Written instruction. Go through the records line by line and work out how many lines hold the word "content". Answer with the number only.

Material.
'''

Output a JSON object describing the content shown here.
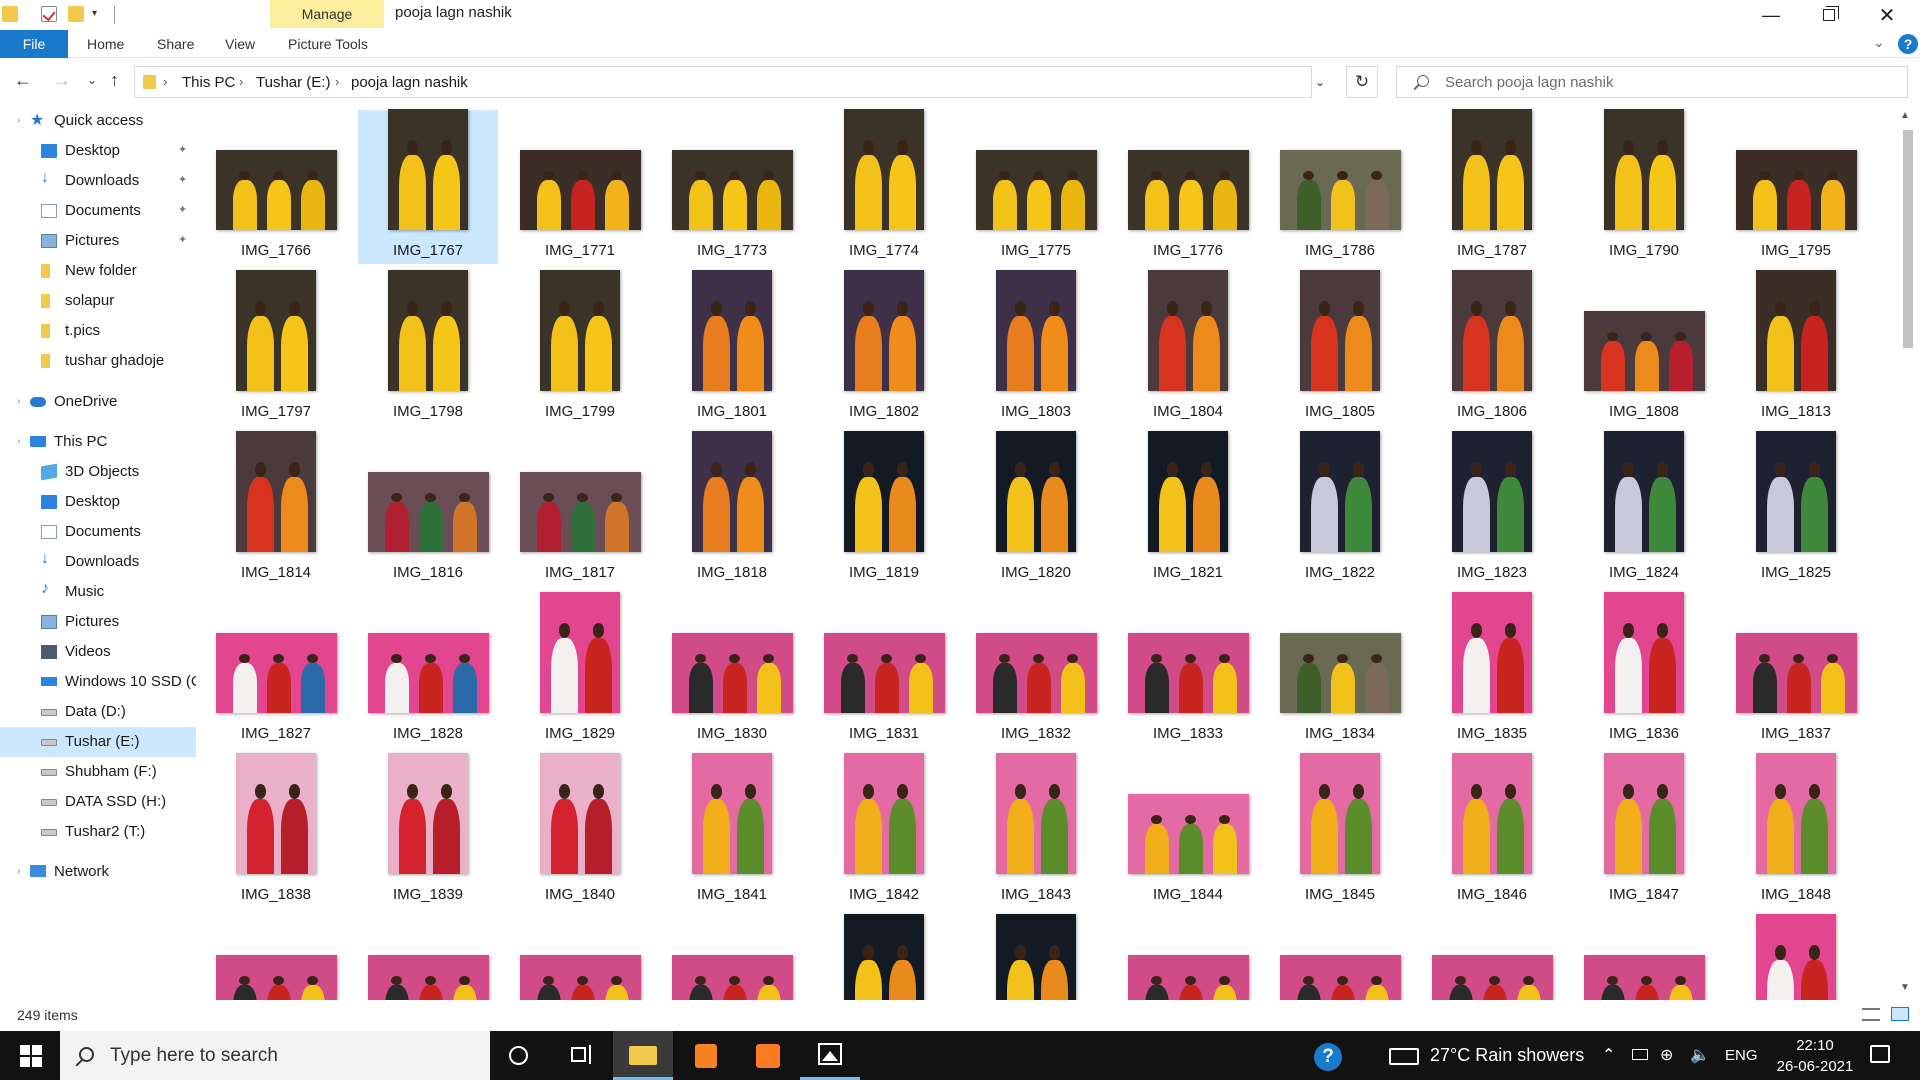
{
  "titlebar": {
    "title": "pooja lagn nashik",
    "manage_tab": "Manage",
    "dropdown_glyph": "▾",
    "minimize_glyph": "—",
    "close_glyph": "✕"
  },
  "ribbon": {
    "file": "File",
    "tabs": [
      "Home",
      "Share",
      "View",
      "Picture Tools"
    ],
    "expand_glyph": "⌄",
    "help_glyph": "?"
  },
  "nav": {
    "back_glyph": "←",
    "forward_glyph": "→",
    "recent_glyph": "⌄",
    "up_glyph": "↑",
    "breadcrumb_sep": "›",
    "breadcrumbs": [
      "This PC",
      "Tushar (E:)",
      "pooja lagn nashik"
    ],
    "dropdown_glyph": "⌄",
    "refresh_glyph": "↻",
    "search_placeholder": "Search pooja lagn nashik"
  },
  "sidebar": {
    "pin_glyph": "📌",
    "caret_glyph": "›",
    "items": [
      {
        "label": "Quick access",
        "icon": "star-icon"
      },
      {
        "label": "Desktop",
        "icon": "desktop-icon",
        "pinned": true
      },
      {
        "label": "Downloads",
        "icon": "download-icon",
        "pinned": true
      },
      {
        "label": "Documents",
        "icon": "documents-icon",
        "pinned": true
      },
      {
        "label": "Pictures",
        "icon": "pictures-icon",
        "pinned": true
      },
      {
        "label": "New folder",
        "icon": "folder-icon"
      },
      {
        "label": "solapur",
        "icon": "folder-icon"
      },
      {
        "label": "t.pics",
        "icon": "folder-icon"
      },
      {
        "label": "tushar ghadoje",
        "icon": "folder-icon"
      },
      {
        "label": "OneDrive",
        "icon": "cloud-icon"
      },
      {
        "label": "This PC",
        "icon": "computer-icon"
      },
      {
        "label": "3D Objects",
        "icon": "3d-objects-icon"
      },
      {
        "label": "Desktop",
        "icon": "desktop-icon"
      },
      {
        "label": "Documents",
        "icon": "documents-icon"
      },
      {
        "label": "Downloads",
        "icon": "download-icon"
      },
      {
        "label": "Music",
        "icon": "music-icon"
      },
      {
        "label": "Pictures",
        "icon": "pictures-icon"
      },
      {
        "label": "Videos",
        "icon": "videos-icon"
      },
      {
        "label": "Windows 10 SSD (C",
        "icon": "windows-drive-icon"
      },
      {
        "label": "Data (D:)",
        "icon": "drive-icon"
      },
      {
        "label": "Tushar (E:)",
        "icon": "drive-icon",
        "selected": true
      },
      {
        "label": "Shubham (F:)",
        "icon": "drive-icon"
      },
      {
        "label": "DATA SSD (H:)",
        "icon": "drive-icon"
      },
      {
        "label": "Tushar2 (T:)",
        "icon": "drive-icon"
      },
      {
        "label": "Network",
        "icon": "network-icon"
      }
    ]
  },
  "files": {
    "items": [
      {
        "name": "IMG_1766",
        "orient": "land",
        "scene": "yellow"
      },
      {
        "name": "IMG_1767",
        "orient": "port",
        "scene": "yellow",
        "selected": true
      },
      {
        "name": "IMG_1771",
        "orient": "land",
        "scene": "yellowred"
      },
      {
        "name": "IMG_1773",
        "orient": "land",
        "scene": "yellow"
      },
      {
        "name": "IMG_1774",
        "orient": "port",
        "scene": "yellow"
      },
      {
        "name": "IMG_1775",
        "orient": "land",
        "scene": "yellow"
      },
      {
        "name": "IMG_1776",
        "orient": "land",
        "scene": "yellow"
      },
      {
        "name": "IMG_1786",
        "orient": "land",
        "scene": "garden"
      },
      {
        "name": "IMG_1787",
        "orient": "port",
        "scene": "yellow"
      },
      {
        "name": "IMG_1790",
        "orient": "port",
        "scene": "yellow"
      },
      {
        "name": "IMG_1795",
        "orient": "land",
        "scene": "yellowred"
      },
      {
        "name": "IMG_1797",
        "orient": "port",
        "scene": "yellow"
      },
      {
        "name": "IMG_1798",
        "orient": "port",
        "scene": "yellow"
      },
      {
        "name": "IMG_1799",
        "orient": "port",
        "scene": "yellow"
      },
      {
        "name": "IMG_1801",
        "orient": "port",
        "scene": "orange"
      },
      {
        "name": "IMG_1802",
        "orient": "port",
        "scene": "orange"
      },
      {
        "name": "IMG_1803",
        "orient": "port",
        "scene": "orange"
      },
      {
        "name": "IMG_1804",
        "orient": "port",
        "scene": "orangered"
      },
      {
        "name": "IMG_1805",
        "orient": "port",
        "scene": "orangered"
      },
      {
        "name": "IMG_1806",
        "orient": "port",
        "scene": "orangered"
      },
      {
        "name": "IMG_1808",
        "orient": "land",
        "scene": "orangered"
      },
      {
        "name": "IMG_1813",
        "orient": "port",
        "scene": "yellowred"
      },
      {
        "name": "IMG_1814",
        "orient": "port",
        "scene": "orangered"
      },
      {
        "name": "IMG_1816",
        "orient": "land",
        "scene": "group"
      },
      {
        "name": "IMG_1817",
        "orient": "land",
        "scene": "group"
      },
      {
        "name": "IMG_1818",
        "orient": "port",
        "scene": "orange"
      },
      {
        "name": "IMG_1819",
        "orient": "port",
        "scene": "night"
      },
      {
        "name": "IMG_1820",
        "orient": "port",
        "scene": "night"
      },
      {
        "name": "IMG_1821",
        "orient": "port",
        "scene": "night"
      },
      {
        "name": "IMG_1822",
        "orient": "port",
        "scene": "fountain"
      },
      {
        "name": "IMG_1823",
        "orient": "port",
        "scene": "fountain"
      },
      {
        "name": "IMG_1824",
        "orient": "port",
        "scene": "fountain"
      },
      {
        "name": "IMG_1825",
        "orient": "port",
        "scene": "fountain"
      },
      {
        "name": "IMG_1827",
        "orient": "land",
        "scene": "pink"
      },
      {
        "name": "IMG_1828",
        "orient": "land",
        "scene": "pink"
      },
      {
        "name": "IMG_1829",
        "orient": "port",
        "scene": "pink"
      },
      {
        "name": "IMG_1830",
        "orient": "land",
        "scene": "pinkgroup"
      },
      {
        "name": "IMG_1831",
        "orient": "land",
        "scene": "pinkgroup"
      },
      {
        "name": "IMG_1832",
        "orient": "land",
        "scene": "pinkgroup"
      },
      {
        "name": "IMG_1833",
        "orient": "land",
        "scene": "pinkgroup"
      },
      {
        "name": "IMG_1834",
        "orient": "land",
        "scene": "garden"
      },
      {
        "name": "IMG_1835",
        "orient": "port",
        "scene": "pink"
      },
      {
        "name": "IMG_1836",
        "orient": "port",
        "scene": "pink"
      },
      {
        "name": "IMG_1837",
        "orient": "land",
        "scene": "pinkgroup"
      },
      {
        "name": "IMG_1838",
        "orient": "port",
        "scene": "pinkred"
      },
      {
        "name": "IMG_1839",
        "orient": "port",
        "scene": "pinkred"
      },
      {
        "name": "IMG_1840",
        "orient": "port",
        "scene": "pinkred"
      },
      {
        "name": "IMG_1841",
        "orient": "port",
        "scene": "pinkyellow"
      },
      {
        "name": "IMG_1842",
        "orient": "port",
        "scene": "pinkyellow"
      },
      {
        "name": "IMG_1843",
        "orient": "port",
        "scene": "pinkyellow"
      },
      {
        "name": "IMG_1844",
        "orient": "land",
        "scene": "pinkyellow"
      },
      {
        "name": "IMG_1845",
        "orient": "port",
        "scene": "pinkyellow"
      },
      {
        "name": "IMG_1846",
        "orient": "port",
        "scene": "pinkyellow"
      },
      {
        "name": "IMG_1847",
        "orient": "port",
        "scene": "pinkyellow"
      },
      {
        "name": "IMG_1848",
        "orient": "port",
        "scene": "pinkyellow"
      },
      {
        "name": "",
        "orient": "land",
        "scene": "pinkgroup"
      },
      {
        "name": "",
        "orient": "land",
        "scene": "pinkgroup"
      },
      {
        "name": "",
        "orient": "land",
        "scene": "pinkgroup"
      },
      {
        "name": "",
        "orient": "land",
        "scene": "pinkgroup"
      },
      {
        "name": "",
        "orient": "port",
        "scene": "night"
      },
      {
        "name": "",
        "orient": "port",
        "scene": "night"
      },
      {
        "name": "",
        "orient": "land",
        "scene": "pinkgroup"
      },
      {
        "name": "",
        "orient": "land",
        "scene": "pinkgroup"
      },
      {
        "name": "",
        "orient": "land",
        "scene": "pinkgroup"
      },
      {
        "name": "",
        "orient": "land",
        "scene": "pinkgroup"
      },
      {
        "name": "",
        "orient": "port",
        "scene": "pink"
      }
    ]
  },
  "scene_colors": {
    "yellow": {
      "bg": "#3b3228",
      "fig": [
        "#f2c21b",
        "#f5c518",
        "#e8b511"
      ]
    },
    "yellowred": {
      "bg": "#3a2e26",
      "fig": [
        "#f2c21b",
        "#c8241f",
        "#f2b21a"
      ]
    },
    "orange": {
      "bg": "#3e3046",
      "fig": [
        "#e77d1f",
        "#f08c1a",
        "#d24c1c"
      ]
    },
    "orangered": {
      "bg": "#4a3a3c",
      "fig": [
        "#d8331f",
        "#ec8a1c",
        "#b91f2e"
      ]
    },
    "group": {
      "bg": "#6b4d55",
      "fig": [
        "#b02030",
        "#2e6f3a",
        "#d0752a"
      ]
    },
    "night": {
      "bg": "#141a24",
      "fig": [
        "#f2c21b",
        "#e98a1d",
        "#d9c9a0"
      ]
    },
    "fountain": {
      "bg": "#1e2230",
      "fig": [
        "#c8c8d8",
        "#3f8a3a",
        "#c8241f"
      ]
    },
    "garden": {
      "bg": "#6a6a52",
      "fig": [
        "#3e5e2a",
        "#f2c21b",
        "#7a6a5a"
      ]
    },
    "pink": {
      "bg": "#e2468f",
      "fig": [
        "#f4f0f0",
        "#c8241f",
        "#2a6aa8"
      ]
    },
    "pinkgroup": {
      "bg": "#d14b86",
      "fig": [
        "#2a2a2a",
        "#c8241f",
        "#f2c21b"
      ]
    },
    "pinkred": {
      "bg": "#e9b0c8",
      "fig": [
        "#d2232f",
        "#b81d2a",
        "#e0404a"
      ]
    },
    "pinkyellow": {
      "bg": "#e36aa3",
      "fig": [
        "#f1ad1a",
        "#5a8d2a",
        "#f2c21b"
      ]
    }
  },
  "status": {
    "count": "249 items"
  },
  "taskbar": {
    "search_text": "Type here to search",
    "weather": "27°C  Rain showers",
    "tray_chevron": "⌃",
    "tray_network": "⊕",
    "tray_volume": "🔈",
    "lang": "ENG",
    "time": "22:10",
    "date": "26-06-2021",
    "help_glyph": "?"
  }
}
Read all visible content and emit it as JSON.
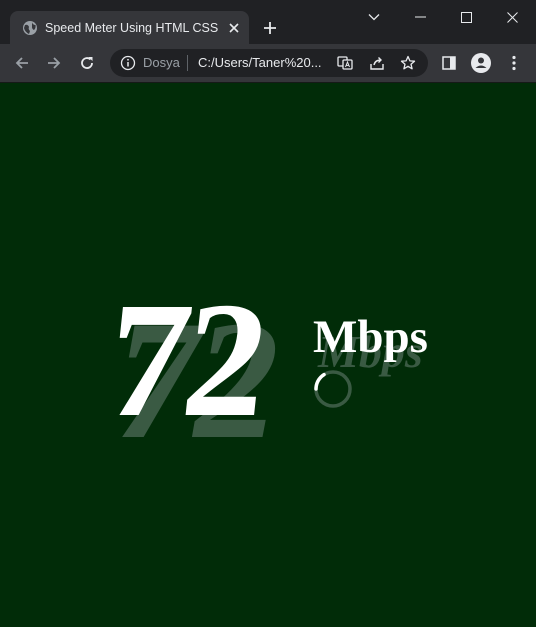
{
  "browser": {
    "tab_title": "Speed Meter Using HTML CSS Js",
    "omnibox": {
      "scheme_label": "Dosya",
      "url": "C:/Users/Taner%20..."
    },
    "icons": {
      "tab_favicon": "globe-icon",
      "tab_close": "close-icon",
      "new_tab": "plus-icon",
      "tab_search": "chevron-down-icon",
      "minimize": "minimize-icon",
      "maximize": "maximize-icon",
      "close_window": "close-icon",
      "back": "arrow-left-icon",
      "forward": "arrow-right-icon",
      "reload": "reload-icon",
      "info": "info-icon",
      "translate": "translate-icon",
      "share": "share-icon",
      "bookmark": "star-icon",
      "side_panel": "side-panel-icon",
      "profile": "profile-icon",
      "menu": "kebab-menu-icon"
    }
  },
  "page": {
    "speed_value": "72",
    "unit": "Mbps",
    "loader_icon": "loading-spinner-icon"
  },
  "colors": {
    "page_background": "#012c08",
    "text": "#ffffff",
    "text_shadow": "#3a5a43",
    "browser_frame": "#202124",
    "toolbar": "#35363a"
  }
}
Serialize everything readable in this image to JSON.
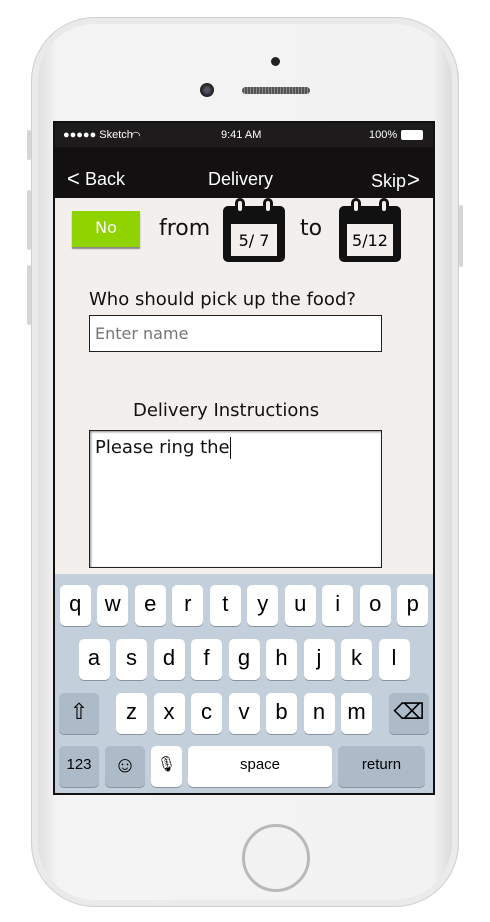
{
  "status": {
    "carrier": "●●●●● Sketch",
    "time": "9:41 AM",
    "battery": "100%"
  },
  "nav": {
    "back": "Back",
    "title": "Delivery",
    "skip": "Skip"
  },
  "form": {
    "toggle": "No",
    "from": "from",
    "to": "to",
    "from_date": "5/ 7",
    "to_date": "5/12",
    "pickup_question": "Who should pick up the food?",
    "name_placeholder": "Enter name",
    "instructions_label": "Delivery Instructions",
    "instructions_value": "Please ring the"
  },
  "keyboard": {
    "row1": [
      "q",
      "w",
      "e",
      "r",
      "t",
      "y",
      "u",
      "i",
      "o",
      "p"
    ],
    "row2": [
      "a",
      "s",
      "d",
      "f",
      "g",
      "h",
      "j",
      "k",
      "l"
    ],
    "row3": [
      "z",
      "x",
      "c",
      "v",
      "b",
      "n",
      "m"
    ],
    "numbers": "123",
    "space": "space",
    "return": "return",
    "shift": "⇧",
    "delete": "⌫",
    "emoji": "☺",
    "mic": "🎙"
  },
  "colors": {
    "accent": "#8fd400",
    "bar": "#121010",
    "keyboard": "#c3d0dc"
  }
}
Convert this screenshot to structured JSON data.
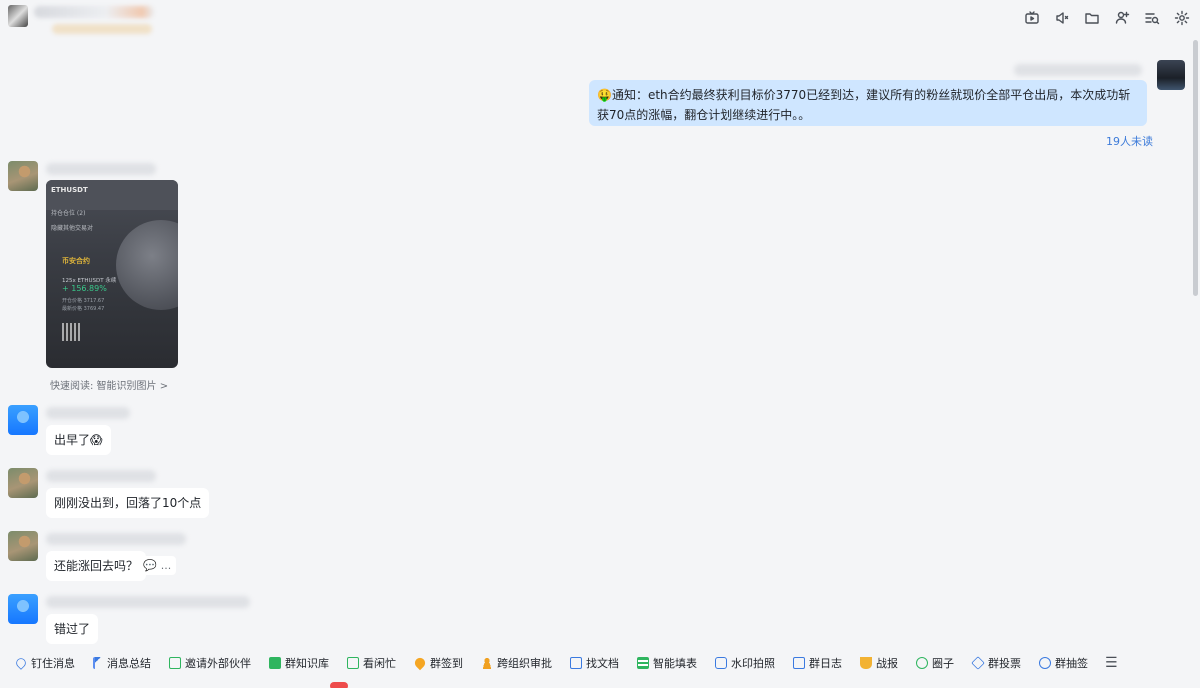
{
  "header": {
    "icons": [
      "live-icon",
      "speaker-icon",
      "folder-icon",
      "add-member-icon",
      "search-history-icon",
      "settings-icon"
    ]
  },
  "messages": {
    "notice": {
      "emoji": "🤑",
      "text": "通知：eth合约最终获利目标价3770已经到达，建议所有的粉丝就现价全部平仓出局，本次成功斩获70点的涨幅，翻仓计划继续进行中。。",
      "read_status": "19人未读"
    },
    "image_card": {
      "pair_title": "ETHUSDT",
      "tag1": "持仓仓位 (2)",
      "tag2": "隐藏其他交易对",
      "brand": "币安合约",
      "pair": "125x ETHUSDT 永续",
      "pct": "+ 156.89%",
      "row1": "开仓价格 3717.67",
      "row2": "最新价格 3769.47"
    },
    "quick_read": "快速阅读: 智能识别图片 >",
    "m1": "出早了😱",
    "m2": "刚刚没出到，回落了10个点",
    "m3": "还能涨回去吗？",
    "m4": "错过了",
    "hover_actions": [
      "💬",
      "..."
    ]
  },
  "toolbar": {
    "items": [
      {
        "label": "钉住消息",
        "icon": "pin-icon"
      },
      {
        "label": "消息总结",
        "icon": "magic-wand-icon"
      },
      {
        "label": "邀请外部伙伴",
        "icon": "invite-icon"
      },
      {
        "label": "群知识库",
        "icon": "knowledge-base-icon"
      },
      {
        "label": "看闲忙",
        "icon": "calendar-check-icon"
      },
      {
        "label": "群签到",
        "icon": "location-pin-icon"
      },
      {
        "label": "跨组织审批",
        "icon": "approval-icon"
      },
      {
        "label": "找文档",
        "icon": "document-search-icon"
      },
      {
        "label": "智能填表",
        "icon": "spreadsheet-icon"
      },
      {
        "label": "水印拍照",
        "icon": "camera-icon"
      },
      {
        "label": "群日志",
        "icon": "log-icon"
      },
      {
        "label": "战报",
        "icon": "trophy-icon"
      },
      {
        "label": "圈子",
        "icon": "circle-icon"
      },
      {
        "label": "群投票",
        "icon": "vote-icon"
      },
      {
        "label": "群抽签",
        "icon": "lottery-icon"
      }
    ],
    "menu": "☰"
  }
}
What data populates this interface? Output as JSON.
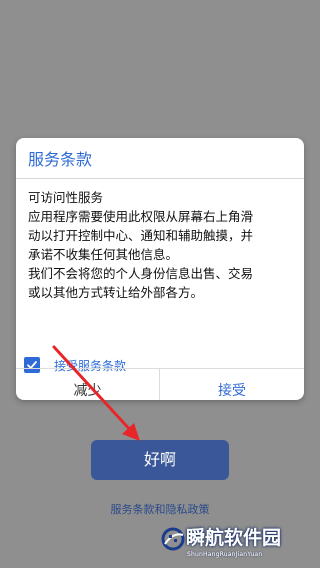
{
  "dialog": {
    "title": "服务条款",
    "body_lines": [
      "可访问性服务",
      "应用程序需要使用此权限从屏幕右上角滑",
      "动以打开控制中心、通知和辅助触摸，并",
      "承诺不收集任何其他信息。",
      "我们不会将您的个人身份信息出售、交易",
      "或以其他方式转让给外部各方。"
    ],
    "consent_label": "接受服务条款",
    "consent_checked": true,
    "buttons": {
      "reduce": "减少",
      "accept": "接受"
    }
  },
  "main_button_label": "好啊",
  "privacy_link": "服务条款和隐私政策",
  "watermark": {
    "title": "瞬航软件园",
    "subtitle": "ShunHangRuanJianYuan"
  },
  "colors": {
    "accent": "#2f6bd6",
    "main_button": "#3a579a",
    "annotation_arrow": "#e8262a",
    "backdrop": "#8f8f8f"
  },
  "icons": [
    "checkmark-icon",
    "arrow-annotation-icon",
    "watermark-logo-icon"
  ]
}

'''

Output below. 2